### Data shown:
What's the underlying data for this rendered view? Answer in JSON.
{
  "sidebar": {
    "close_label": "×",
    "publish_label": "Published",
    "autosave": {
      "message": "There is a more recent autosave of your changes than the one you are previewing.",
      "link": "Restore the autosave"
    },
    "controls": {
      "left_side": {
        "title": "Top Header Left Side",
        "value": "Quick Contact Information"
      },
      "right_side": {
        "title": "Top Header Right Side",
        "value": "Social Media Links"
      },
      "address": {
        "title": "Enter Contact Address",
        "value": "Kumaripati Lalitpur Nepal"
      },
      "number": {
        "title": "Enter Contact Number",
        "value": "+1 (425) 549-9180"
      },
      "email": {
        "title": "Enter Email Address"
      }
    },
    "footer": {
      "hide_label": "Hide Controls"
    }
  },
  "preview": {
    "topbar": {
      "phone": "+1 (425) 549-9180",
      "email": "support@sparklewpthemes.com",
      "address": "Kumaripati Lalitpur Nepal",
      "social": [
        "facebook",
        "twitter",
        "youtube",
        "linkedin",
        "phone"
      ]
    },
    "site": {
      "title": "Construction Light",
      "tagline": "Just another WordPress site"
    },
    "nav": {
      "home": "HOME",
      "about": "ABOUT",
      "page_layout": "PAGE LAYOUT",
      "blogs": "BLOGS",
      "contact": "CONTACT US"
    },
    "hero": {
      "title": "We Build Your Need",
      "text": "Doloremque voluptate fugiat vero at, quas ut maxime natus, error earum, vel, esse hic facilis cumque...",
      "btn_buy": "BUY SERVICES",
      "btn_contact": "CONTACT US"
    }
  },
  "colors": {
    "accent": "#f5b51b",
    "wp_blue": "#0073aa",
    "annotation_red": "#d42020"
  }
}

### Written exercise:
Output all of the material exactly as written.

### Output of the exercise:
What's the underlying data for this rendered view? Answer in JSON.
{
  "sidebar": {
    "close_label": "×",
    "publish_label": "Published",
    "autosave": {
      "message": "There is a more recent autosave of your changes than the one you are previewing.",
      "link": "Restore the autosave"
    },
    "controls": {
      "left_side": {
        "title": "Top Header Left Side",
        "value": "Quick Contact Information"
      },
      "right_side": {
        "title": "Top Header Right Side",
        "value": "Social Media Links"
      },
      "address": {
        "title": "Enter Contact Address",
        "value": "Kumaripati Lalitpur Nepal"
      },
      "number": {
        "title": "Enter Contact Number",
        "value": "+1 (425) 549-9180"
      },
      "email": {
        "title": "Enter Email Address"
      }
    },
    "footer": {
      "hide_label": "Hide Controls"
    }
  },
  "preview": {
    "topbar": {
      "phone": "+1 (425) 549-9180",
      "email": "support@sparklewpthemes.com",
      "address": "Kumaripati Lalitpur Nepal",
      "social": [
        "facebook",
        "twitter",
        "youtube",
        "linkedin",
        "phone"
      ]
    },
    "site": {
      "title": "Construction Light",
      "tagline": "Just another WordPress site"
    },
    "nav": {
      "home": "HOME",
      "about": "ABOUT",
      "page_layout": "PAGE LAYOUT",
      "blogs": "BLOGS",
      "contact": "CONTACT US"
    },
    "hero": {
      "title": "We Build Your Need",
      "text": "Doloremque voluptate fugiat vero at, quas ut maxime natus, error earum, vel, esse hic facilis cumque...",
      "btn_buy": "BUY SERVICES",
      "btn_contact": "CONTACT US"
    }
  },
  "colors": {
    "accent": "#f5b51b",
    "wp_blue": "#0073aa",
    "annotation_red": "#d42020"
  }
}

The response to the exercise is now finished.